*Your objective:* The records should be written out in full, with nothing altered.

------------

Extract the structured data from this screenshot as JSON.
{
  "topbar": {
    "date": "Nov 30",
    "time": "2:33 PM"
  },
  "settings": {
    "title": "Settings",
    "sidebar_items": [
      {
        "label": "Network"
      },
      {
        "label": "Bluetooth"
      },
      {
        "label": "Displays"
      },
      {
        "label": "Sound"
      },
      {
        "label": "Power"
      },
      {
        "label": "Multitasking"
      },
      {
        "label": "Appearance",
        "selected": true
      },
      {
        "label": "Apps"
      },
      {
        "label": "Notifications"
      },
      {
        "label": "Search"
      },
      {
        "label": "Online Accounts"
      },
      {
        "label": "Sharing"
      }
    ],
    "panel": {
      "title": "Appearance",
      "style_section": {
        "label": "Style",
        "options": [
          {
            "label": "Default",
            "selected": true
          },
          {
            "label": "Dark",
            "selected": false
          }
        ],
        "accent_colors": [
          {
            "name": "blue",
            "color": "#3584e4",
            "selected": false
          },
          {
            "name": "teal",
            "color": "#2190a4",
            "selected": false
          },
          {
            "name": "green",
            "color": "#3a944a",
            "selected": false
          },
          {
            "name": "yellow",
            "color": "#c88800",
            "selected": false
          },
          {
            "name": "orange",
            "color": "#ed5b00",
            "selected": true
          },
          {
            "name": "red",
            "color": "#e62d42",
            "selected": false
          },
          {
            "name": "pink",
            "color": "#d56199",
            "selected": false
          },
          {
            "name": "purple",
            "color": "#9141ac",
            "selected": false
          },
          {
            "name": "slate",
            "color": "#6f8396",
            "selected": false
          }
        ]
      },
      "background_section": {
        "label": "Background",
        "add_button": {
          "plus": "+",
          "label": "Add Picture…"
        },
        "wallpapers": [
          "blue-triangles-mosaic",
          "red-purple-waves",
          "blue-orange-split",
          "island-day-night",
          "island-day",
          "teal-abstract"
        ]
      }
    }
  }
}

------------

*Exercise result:*
Extract the structured data from this screenshot as JSON.
{
  "topbar": {
    "date": "Nov 30",
    "time": "2:33 PM"
  },
  "settings": {
    "title": "Settings",
    "sidebar_items": [
      {
        "label": "Network"
      },
      {
        "label": "Bluetooth"
      },
      {
        "label": "Displays"
      },
      {
        "label": "Sound"
      },
      {
        "label": "Power"
      },
      {
        "label": "Multitasking"
      },
      {
        "label": "Appearance",
        "selected": true
      },
      {
        "label": "Apps"
      },
      {
        "label": "Notifications"
      },
      {
        "label": "Search"
      },
      {
        "label": "Online Accounts"
      },
      {
        "label": "Sharing"
      }
    ],
    "panel": {
      "title": "Appearance",
      "style_section": {
        "label": "Style",
        "options": [
          {
            "label": "Default",
            "selected": true
          },
          {
            "label": "Dark",
            "selected": false
          }
        ],
        "accent_colors": [
          {
            "name": "blue",
            "color": "#3584e4",
            "selected": false
          },
          {
            "name": "teal",
            "color": "#2190a4",
            "selected": false
          },
          {
            "name": "green",
            "color": "#3a944a",
            "selected": false
          },
          {
            "name": "yellow",
            "color": "#c88800",
            "selected": false
          },
          {
            "name": "orange",
            "color": "#ed5b00",
            "selected": true
          },
          {
            "name": "red",
            "color": "#e62d42",
            "selected": false
          },
          {
            "name": "pink",
            "color": "#d56199",
            "selected": false
          },
          {
            "name": "purple",
            "color": "#9141ac",
            "selected": false
          },
          {
            "name": "slate",
            "color": "#6f8396",
            "selected": false
          }
        ]
      },
      "background_section": {
        "label": "Background",
        "add_button": {
          "plus": "+",
          "label": "Add Picture…"
        },
        "wallpapers": [
          "blue-triangles-mosaic",
          "red-purple-waves",
          "blue-orange-split",
          "island-day-night",
          "island-day",
          "teal-abstract"
        ]
      }
    }
  }
}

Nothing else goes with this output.